Record extracts –
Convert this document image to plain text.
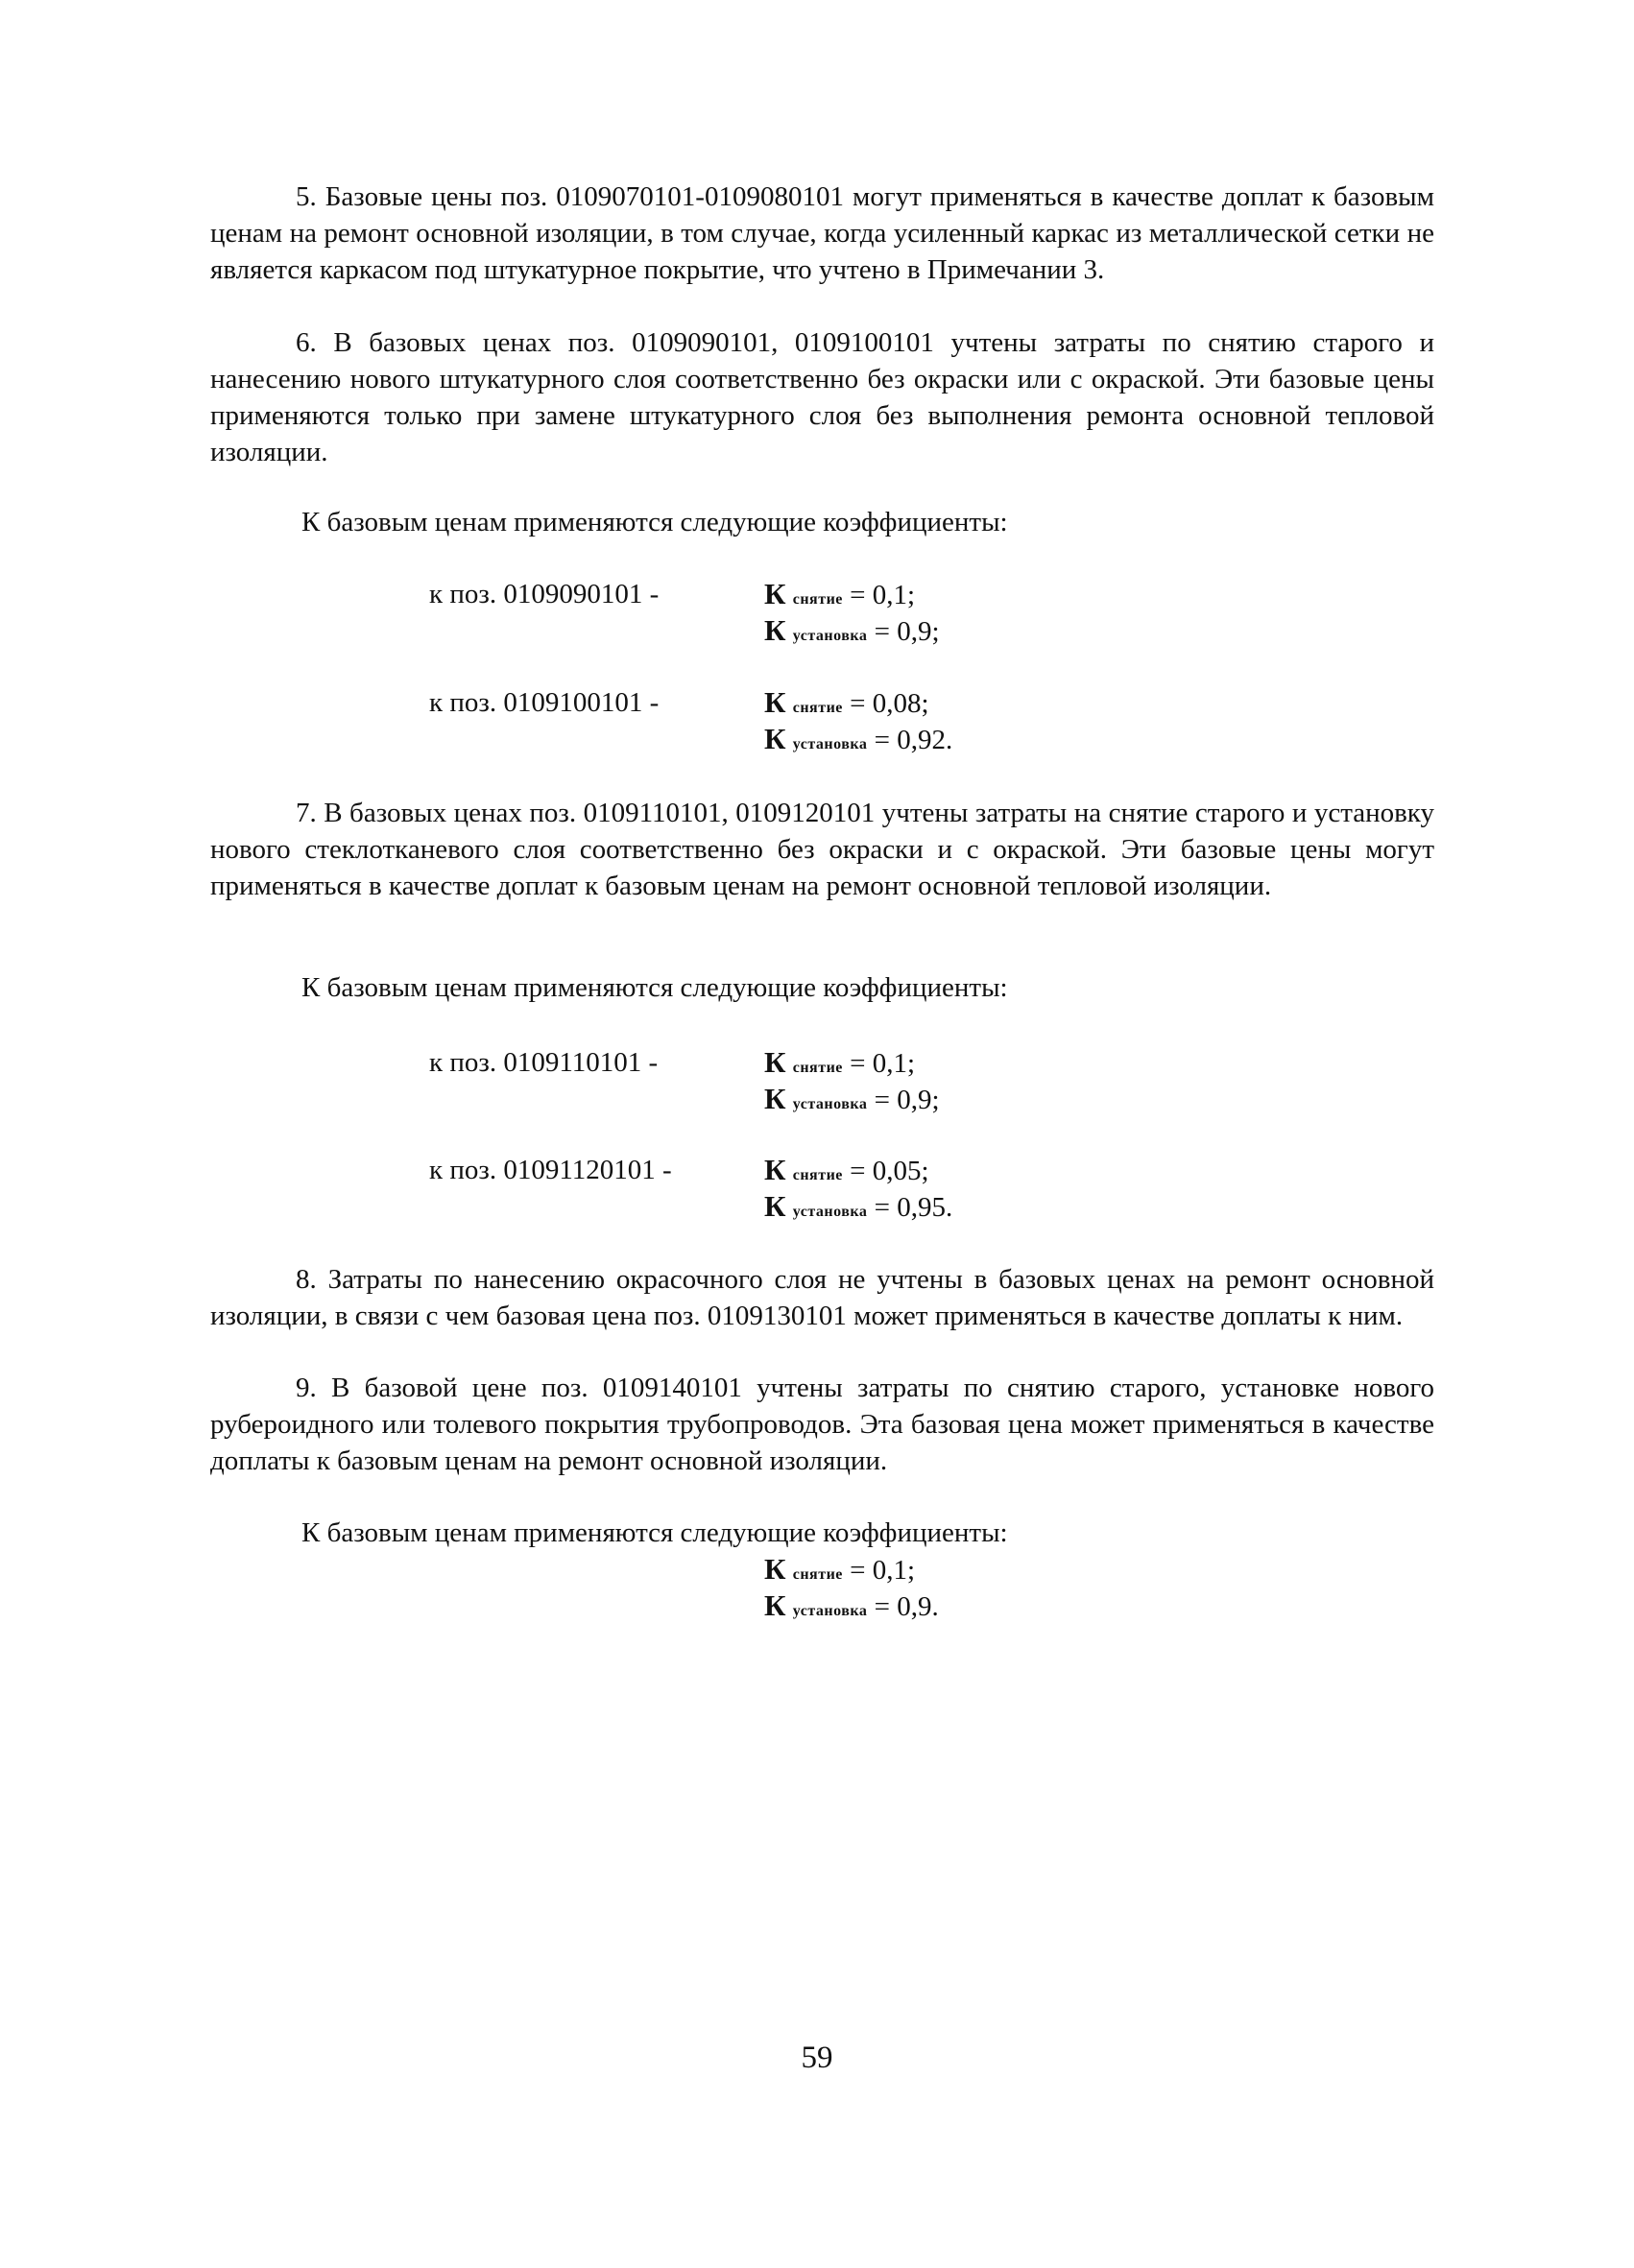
5. Базовые цены поз. 0109070101-0109080101 могут применяться в качестве доплат к базовым ценам на ремонт основной изоляции, в том случае, когда усиленный каркас из металлической сетки не является каркасом под штукатурное покрытие, что учтено в Примечании 3.

6. В базовых ценах поз. 0109090101, 0109100101 учтены затраты по снятию старого и нанесению нового штукатурного слоя соответственно без окраски или с окраской. Эти базовые цены применяются только при замене штукатурного слоя без выполнения ремонта основной тепловой изоляции.

К базовым ценам применяются следующие коэффициенты:

к поз. 0109090101 -	К снятие = 0,1;
К установка = 0,9;
к поз. 0109100101 -	К снятие = 0,08;
К установка = 0,92.

7. В базовых ценах поз. 0109110101, 0109120101 учтены затраты на снятие старого и установку нового стеклотканевого слоя соответственно без окраски и с окраской. Эти базовые цены могут применяться в качестве доплат к базовым ценам на ремонт основной тепловой изоляции.

К базовым ценам применяются следующие коэффициенты:

к поз. 0109110101 -	К снятие = 0,1;
К установка = 0,9;
к поз. 01091120101 -	К снятие = 0,05;
К установка = 0,95.

8. Затраты по нанесению окрасочного слоя не учтены в базовых ценах на ремонт основной изоляции, в связи с чем базовая цена поз. 0109130101 может применяться в качестве доплаты к ним.

9. В базовой цене поз. 0109140101 учтены затраты по снятию старого, установке нового рубероидного или толевого покрытия трубопроводов. Эта базовая цена может применяться в качестве доплаты к базовым ценам на ремонт основной изоляции.

К базовым ценам применяются следующие коэффициенты:

К снятие = 0,1;
К установка = 0,9.
59
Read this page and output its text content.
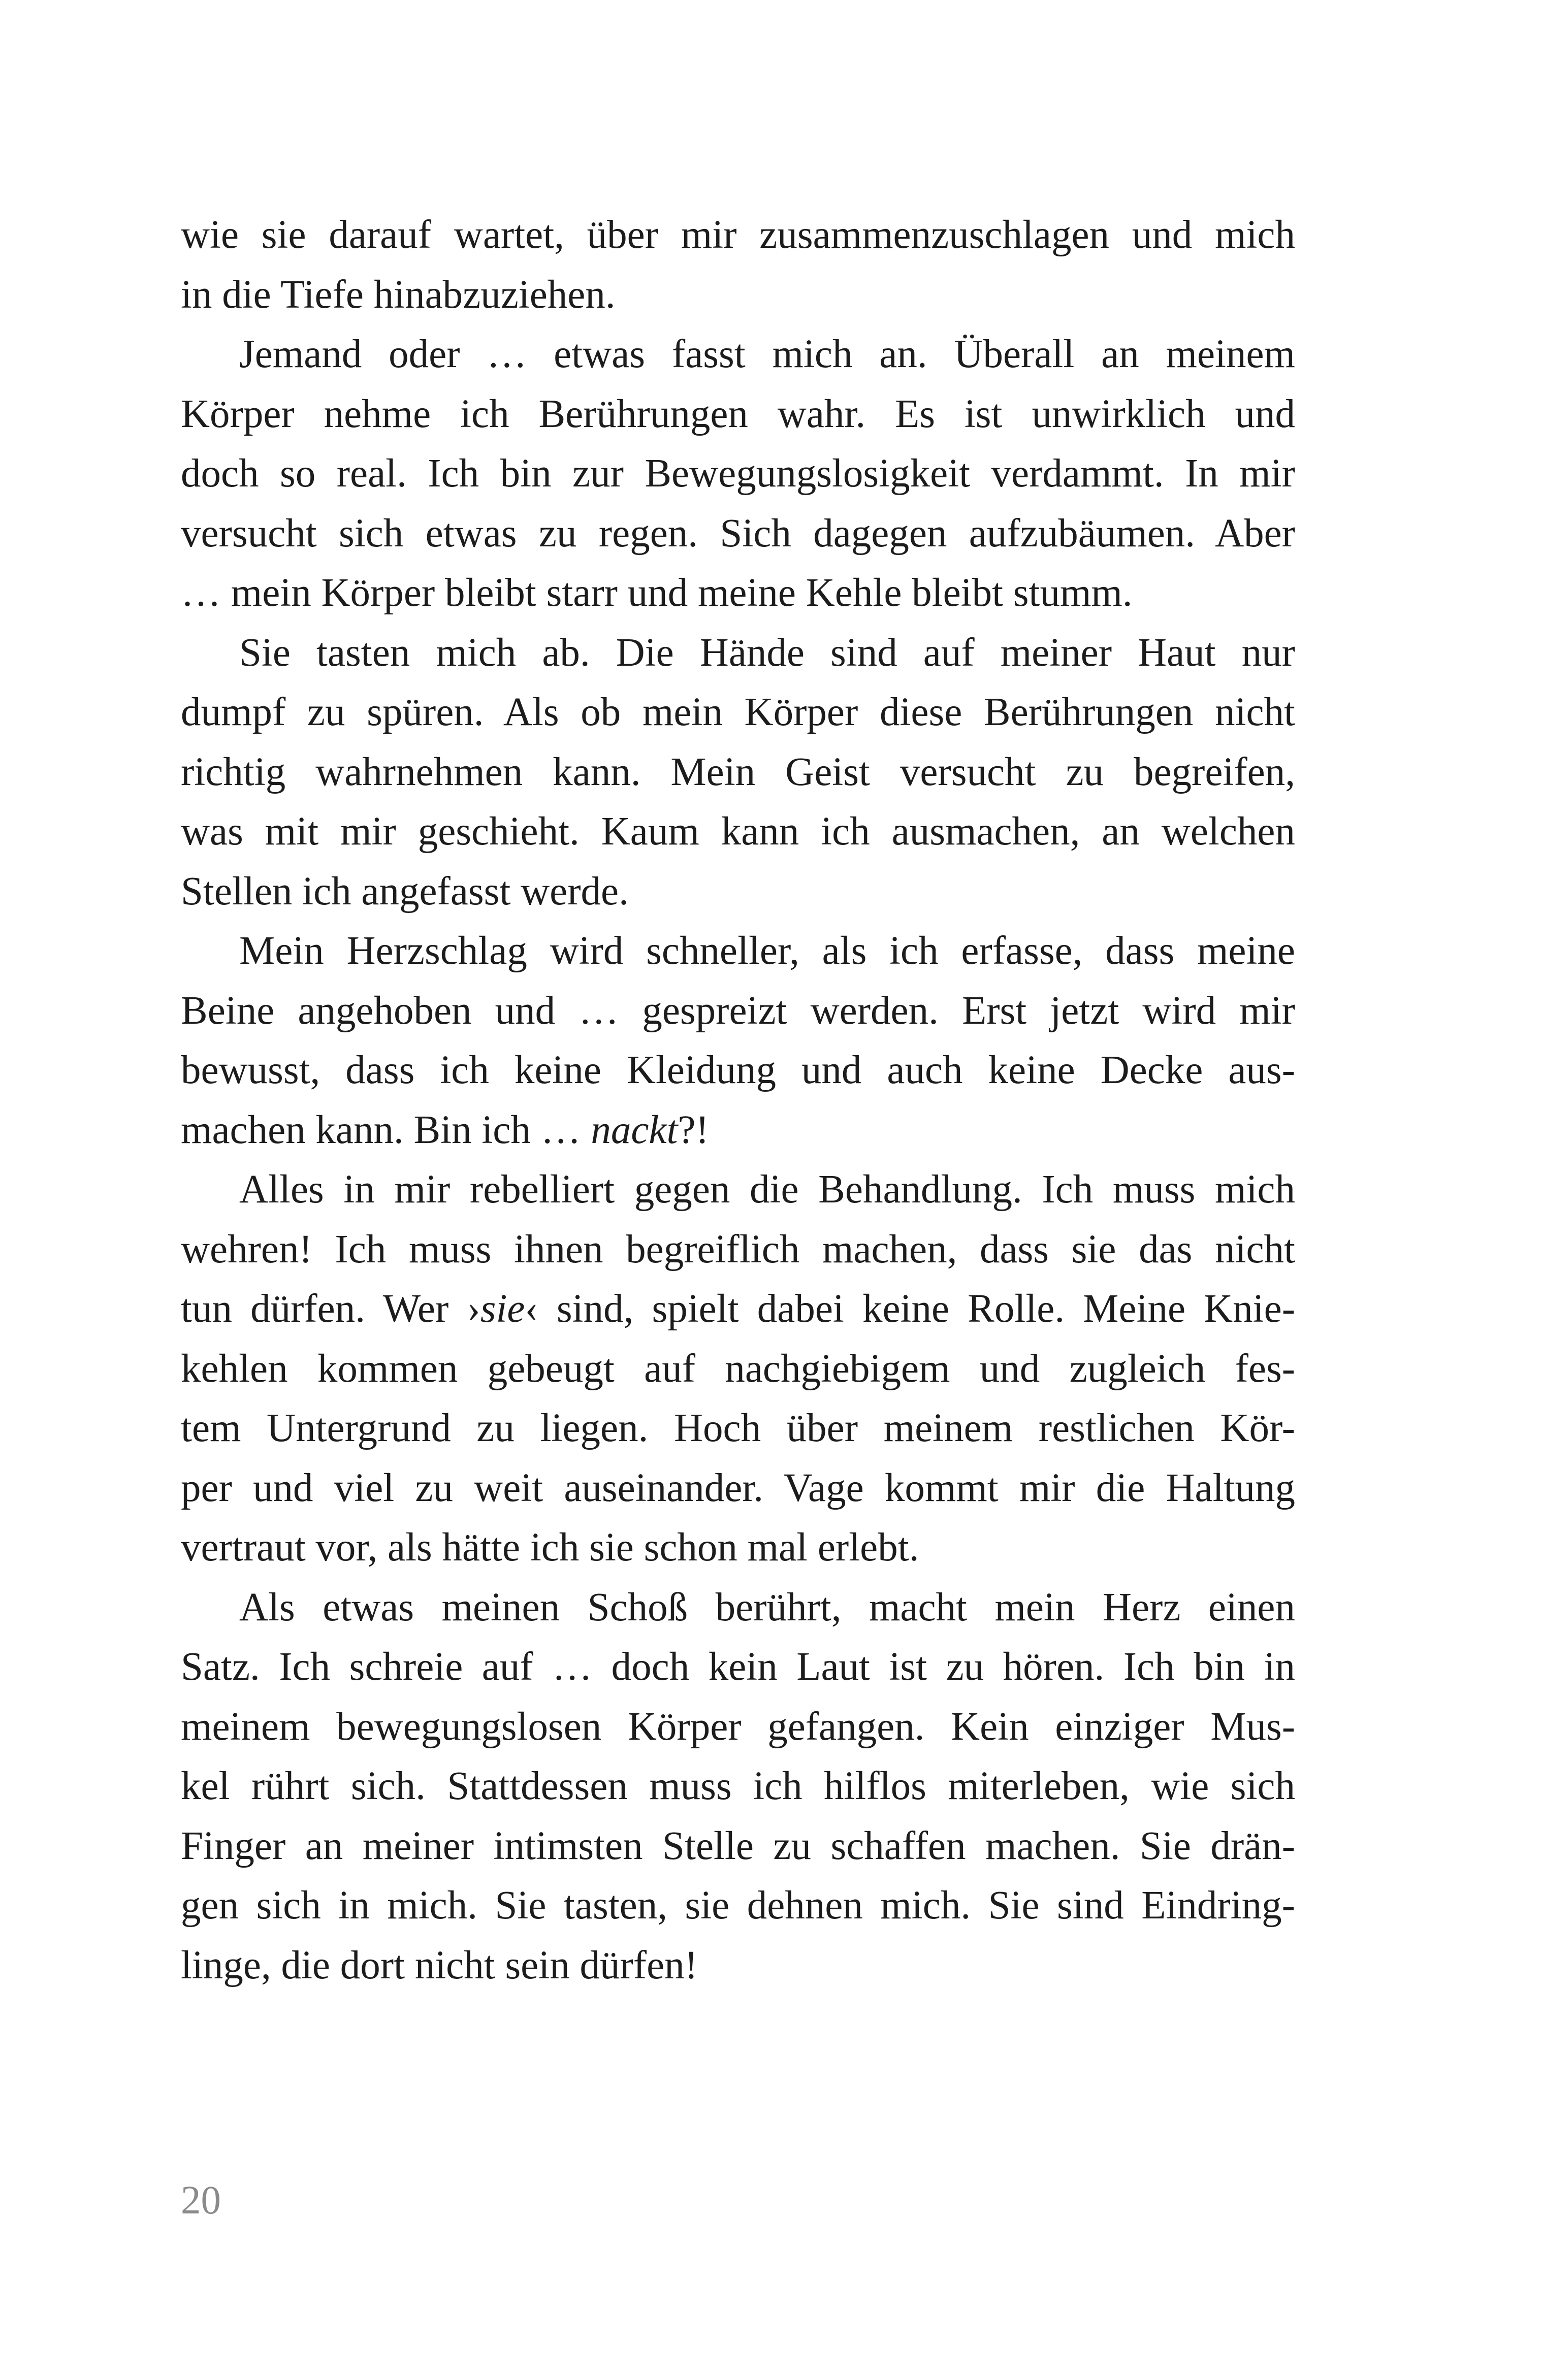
wie sie darauf wartet, über mir zusammenzuschlagen und mich
in die Tiefe hinabzuziehen.
Jemand oder … etwas fasst mich an. Überall an meinem
Körper nehme ich Berührungen wahr. Es ist unwirklich und
doch so real. Ich bin zur Bewegungslosigkeit verdammt. In mir
versucht sich etwas zu regen. Sich dagegen aufzubäumen. Aber
… mein Körper bleibt starr und meine Kehle bleibt stumm.
Sie tasten mich ab. Die Hände sind auf meiner Haut nur
dumpf zu spüren. Als ob mein Körper diese Berührungen nicht
richtig wahrnehmen kann. Mein Geist versucht zu begreifen,
was mit mir geschieht. Kaum kann ich ausmachen, an welchen
Stellen ich angefasst werde.
Mein Herzschlag wird schneller, als ich erfasse, dass meine
Beine angehoben und … gespreizt werden. Erst jetzt wird mir
bewusst, dass ich keine Kleidung und auch keine Decke aus-
machen kann. Bin ich … nackt?!
Alles in mir rebelliert gegen die Behandlung. Ich muss mich
wehren! Ich muss ihnen begreiflich machen, dass sie das nicht
tun dürfen. Wer ›sie‹ sind, spielt dabei keine Rolle. Meine Knie-
kehlen kommen gebeugt auf nachgiebigem und zugleich fes-
tem Untergrund zu liegen. Hoch über meinem restlichen Kör-
per und viel zu weit auseinander. Vage kommt mir die Haltung
vertraut vor, als hätte ich sie schon mal erlebt.
Als etwas meinen Schoß berührt, macht mein Herz einen
Satz. Ich schreie auf … doch kein Laut ist zu hören. Ich bin in
meinem bewegungslosen Körper gefangen. Kein einziger Mus-
kel rührt sich. Stattdessen muss ich hilflos miterleben, wie sich
Finger an meiner intimsten Stelle zu schaffen machen. Sie drän-
gen sich in mich. Sie tasten, sie dehnen mich. Sie sind Eindring-
linge, die dort nicht sein dürfen!
20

Directions for this task – Search the records for the word "dürfen". Copy every line that has it.

Answer to this exercise –
tun dürfen. Wer ›sie‹ sind, spielt dabei keine Rolle. Meine Knie-
linge, die dort nicht sein dürfen!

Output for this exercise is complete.